- _Records provided_:
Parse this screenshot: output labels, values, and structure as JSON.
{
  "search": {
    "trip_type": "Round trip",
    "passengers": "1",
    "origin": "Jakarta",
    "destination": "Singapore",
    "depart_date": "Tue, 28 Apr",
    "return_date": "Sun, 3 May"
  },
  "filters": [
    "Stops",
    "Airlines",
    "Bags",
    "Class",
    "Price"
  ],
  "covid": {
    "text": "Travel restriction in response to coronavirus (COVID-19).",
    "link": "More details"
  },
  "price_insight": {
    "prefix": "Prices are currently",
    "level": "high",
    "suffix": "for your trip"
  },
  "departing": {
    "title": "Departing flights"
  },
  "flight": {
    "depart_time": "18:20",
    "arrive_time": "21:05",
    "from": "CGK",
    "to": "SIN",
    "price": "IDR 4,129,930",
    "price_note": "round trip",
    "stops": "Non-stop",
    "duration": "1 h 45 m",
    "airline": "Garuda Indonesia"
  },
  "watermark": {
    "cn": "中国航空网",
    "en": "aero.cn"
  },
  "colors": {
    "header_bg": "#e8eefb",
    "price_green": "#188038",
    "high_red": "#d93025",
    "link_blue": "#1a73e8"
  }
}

- _Your assignment_: The records above are to be restated word for word, in full.

- _Solved exercise_:
Parse this screenshot: output labels, values, and structure as JSON.
{
  "search": {
    "trip_type": "Round trip",
    "passengers": "1",
    "origin": "Jakarta",
    "destination": "Singapore",
    "depart_date": "Tue, 28 Apr",
    "return_date": "Sun, 3 May"
  },
  "filters": [
    "Stops",
    "Airlines",
    "Bags",
    "Class",
    "Price"
  ],
  "covid": {
    "text": "Travel restriction in response to coronavirus (COVID-19).",
    "link": "More details"
  },
  "price_insight": {
    "prefix": "Prices are currently",
    "level": "high",
    "suffix": "for your trip"
  },
  "departing": {
    "title": "Departing flights"
  },
  "flight": {
    "depart_time": "18:20",
    "arrive_time": "21:05",
    "from": "CGK",
    "to": "SIN",
    "price": "IDR 4,129,930",
    "price_note": "round trip",
    "stops": "Non-stop",
    "duration": "1 h 45 m",
    "airline": "Garuda Indonesia"
  },
  "watermark": {
    "cn": "中国航空网",
    "en": "aero.cn"
  },
  "colors": {
    "header_bg": "#e8eefb",
    "price_green": "#188038",
    "high_red": "#d93025",
    "link_blue": "#1a73e8"
  }
}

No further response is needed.